As a mother, I love my children’s Christmas lists. When they were younger, I set up wish lists on Amazon for their grandparents. As they got older, I saved their cute handwritten lists, with their childish misspellings and backwards letters. As they became techies, I kept their digital lists. Of course, I love the nostalgia, but I also want a record of their expensive tastes for future reference. If they try to contest the lavish accommodations I plan on making for my final years, I want proof that I’ve earned it. #bougiekids
As always, my children teach me something new. My daughter sent her Christmas list on the giftful app. Now, I don’t have to search for the items she wants, the product is linked directly to the store or site in one place. If this had existed years ago, I could have just helped my father add to cart and spent Christmas Eve with a nice mug of cocoa instead of walking through overheated malls in a heavy winter coat. So, if you’re the mom that knows everyone’s Chipotle order, but no one can remember what you like, this app will definitely lower the gift error rate. My son actually forgot the rice in my Chipotle bowl his first time out, so I’m not taking any chances with these people.
Watch: Candy Cane Lane
We always need a new holiday film to become a cult classic and I’m putting my money on Eddie Murphy this year. If you are into the local news stories of outlandish Christmas decorations, this is the movie for you. Even if you aren’t (hand raised), this is still the movie for you. Eddie plays a father intent on winning the annual Christmas decorating competition and things get out of hand in a big way. It’s funny, silly and inventive. It checks off all the tropes of holiday movies and mixes it with current pop culture.
Gen X alert loading. I have a long history with Eddie Murphy. I began watching Saturday Night Live when Eddie was a star player. Or, I tried to watch SNL. I still had a bedtime and would always fall asleep, but my father, being an early adapter, had the first VCR (VCR: google it) and I could watch the recording. I watched Beverly Hills Cop with my family at the theater. The premiere night of Eddie Murphy Raw was a date night in high school. When I saw Boomerang, I thought my college degree would put me in corporate environments filled with attractive and well-dressed African-Americans heading departments and running multimillion dollar campaigns. Life wasn’t exactly as the movies portrayed, but Eddie painted a picture of excellence and achievement that my friends and I aspired to as we entered the workforce. So, yeah, I’m an Eddie stan.

+++

In the holiday post above, which app did the daughter use to send her Christmas list?

** Material provided **
+++

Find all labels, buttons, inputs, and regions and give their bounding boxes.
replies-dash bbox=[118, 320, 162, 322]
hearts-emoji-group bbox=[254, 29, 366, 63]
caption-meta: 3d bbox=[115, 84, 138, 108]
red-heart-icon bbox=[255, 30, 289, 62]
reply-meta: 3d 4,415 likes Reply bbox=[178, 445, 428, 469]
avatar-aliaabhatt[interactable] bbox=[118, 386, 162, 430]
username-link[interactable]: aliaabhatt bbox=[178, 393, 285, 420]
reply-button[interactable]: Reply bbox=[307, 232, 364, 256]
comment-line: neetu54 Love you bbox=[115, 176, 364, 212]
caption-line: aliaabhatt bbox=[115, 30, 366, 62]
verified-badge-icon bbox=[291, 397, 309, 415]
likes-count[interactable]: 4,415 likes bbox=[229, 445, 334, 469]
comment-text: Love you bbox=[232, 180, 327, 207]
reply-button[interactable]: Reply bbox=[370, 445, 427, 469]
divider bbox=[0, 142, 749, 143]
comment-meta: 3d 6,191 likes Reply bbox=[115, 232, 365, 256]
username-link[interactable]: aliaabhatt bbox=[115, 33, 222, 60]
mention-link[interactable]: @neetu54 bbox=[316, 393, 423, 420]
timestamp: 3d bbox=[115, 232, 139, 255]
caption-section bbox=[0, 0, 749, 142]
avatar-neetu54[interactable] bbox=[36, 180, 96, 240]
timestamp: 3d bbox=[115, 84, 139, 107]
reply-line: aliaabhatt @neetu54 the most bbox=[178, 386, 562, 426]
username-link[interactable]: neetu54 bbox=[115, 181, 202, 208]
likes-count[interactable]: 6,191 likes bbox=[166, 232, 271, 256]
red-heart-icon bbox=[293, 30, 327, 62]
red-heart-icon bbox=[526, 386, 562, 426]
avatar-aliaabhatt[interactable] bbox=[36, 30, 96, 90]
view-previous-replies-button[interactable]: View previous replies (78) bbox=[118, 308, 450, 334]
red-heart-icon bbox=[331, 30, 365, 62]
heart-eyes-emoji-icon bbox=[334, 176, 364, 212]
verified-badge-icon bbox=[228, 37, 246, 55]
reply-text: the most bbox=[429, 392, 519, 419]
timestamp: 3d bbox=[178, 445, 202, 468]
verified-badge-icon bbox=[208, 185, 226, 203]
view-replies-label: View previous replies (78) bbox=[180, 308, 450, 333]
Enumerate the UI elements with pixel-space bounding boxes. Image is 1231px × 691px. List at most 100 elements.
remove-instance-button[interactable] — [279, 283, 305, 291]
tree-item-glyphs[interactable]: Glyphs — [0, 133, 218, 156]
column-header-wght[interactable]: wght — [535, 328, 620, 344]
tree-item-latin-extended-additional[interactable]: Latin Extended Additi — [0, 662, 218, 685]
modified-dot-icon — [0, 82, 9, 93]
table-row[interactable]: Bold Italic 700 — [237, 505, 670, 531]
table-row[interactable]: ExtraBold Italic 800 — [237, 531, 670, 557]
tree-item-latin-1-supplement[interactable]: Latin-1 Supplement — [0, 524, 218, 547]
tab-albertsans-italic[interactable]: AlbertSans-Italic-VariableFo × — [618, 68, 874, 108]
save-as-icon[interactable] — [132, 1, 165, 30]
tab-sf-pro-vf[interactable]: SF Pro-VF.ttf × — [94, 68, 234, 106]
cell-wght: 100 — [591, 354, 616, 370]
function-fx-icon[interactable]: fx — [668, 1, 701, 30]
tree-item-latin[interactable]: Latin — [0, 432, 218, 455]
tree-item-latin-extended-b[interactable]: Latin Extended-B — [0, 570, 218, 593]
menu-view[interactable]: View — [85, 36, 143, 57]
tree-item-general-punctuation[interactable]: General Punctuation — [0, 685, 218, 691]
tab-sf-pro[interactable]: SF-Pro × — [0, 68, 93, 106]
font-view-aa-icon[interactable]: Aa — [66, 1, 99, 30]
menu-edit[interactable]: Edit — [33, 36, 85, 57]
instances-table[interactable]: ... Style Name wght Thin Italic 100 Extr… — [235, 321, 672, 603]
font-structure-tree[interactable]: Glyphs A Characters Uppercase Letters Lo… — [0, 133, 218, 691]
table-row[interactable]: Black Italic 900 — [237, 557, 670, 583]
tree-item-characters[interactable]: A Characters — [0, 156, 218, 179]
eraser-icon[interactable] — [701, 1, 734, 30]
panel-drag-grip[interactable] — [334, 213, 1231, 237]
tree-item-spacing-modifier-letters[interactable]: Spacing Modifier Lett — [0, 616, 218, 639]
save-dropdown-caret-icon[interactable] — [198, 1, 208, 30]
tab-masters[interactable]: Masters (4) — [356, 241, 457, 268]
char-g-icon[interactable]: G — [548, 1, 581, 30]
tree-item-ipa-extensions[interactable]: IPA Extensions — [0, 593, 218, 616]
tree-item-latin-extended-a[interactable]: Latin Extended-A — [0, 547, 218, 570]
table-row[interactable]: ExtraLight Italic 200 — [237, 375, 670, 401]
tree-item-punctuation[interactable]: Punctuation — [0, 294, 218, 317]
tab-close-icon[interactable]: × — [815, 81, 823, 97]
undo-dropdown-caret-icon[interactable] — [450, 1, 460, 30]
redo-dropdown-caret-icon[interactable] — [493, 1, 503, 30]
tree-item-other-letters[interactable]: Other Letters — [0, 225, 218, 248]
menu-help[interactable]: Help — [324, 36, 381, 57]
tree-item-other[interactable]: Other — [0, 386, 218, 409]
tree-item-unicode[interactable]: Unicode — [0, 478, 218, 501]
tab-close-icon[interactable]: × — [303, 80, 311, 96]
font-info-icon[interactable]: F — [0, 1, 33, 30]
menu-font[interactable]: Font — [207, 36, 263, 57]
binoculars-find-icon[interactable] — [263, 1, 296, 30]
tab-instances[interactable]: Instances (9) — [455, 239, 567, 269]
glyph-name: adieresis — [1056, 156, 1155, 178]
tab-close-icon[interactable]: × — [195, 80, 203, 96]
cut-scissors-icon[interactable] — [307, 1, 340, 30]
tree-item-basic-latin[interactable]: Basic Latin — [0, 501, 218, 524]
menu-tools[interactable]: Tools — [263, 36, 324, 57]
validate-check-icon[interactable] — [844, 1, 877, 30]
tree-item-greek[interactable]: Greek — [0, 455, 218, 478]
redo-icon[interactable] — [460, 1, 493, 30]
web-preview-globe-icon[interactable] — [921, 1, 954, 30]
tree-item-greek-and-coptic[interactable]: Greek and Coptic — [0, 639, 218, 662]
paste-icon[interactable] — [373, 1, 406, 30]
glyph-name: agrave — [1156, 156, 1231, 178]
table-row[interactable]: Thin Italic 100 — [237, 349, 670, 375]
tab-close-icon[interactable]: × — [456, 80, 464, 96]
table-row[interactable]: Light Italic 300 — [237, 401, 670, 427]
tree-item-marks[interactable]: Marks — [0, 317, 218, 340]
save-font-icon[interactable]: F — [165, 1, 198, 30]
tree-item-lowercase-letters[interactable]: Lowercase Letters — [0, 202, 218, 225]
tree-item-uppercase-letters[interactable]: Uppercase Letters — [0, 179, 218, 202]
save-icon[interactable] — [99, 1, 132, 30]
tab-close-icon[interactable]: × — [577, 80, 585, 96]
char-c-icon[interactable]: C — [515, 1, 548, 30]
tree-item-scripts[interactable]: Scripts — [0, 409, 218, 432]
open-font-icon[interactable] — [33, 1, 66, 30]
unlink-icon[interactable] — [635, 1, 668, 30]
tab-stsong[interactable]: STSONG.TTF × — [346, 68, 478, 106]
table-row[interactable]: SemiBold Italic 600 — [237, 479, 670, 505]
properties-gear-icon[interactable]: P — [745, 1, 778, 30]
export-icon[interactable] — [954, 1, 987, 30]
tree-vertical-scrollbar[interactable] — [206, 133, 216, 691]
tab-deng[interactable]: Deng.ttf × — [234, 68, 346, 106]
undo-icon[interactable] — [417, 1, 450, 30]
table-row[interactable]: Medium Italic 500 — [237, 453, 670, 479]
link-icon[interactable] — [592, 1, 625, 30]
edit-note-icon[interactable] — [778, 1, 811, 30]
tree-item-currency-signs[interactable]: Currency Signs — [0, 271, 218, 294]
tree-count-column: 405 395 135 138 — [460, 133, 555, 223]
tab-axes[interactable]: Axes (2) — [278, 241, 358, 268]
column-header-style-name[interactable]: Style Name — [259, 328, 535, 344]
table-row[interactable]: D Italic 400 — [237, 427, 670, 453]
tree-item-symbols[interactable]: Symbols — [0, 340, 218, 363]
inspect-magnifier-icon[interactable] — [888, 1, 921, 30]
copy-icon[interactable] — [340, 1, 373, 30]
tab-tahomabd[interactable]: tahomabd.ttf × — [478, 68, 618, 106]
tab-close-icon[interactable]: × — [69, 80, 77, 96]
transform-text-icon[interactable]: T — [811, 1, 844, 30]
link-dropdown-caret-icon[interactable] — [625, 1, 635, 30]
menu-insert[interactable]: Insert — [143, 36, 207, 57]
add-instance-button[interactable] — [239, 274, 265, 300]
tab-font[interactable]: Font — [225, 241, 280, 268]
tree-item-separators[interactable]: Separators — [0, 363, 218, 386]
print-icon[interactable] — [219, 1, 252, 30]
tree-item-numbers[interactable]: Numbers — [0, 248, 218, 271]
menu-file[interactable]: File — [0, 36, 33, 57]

+++

** Answer for this exercise **
The giftful app.